# Start of Extracted records
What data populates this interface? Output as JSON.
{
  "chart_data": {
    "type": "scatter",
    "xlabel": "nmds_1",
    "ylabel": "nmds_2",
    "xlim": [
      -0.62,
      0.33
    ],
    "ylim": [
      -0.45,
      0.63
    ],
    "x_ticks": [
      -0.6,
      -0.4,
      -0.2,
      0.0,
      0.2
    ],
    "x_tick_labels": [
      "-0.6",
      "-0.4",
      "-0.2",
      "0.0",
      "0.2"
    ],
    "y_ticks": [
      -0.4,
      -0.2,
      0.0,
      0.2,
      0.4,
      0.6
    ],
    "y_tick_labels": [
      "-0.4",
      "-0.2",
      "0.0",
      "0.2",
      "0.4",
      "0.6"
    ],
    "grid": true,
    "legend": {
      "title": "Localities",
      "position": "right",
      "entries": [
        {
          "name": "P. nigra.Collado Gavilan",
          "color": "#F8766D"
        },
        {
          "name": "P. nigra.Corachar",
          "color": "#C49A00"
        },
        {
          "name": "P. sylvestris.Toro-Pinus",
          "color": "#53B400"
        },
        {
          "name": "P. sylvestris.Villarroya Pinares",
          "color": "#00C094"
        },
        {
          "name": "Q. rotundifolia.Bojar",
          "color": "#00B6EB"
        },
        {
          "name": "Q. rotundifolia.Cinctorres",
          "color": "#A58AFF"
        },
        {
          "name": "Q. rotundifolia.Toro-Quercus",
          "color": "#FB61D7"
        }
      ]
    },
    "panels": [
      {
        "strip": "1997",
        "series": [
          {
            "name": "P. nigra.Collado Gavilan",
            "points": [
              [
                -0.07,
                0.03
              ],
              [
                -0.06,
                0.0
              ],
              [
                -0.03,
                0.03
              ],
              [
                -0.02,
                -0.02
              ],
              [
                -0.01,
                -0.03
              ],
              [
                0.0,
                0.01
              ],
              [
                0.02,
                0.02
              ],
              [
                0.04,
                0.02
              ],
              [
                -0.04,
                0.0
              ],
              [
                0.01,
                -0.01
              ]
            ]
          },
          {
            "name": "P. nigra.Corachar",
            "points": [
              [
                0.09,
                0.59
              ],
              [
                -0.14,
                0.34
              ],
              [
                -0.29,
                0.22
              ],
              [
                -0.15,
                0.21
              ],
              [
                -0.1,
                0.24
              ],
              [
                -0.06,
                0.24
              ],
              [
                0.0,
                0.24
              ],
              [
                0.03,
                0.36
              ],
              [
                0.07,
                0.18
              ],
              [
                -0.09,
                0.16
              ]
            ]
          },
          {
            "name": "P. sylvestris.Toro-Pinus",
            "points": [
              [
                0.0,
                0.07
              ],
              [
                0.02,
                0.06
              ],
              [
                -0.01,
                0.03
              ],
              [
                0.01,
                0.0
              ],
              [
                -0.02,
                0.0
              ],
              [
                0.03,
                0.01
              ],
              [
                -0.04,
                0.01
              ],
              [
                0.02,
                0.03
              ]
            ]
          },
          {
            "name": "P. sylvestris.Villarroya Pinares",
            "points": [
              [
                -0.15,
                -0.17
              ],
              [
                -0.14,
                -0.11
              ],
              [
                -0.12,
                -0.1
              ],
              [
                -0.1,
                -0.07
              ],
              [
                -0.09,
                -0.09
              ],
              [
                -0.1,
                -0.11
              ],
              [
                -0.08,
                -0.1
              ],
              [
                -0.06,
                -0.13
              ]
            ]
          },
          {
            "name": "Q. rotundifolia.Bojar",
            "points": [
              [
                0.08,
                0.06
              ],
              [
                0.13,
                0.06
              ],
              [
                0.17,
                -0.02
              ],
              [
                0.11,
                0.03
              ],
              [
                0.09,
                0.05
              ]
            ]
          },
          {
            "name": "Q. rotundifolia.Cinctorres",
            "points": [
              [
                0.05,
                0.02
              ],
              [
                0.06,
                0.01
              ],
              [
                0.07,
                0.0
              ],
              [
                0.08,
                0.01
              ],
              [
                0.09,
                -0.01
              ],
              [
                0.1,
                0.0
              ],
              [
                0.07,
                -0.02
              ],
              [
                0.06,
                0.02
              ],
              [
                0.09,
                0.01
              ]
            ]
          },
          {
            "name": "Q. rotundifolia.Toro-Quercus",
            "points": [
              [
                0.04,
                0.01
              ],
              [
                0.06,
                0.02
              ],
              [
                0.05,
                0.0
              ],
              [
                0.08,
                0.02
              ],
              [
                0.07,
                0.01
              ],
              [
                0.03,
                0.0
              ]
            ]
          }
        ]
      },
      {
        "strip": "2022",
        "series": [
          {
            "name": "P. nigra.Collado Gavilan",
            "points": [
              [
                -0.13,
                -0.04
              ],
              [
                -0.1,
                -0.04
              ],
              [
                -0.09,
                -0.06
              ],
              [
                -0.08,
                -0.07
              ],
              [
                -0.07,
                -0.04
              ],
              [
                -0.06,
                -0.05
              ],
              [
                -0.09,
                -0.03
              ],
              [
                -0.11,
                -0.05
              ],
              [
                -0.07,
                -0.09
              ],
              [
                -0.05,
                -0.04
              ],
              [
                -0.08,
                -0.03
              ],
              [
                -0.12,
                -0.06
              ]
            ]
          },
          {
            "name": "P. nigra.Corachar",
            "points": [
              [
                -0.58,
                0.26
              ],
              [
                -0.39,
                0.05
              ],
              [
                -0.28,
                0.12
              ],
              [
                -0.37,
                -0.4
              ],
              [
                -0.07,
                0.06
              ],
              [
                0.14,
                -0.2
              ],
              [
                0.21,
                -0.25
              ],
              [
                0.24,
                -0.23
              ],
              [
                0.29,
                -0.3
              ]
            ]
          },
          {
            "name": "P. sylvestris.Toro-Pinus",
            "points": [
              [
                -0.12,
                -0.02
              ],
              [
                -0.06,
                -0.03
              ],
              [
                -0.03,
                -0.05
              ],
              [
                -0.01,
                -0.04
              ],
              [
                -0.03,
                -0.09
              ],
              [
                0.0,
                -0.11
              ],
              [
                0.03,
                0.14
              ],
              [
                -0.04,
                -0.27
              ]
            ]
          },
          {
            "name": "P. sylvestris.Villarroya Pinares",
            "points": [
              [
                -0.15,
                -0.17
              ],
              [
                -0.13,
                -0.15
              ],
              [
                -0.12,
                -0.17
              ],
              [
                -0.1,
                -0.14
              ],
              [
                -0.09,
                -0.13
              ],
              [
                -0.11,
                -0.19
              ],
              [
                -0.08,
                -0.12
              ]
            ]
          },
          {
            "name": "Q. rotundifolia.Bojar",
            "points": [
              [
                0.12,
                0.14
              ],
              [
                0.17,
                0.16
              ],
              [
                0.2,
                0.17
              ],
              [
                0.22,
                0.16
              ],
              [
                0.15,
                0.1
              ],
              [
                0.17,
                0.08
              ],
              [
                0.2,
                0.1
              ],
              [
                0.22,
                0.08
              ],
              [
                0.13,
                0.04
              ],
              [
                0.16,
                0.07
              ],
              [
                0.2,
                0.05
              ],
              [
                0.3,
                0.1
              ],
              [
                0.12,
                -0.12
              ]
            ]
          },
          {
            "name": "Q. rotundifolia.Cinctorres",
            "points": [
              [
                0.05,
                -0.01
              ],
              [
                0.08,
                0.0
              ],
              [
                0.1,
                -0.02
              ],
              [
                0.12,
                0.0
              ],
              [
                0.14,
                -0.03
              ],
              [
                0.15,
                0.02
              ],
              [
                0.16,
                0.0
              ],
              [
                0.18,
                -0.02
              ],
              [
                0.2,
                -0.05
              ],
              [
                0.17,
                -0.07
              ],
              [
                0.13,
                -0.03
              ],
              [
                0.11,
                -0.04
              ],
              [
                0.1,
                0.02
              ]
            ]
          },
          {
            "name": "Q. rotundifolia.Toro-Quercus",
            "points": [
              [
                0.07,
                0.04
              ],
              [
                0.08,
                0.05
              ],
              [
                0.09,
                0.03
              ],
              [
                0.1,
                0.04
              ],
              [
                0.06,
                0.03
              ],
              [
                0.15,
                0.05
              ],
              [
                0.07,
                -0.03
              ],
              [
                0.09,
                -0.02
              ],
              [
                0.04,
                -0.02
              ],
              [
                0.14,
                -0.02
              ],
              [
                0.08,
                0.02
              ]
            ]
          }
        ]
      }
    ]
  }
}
# End of Extracted records
◆ Objective
Read through the entries and copy every line that includes "color".

◆ Solution for this exercise
          "color": "#F8766D"
          "color": "#C49A00"
          "color": "#53B400"
          "color": "#00C094"
          "color": "#00B6EB"
          "color": "#A58AFF"
          "color": "#FB61D7"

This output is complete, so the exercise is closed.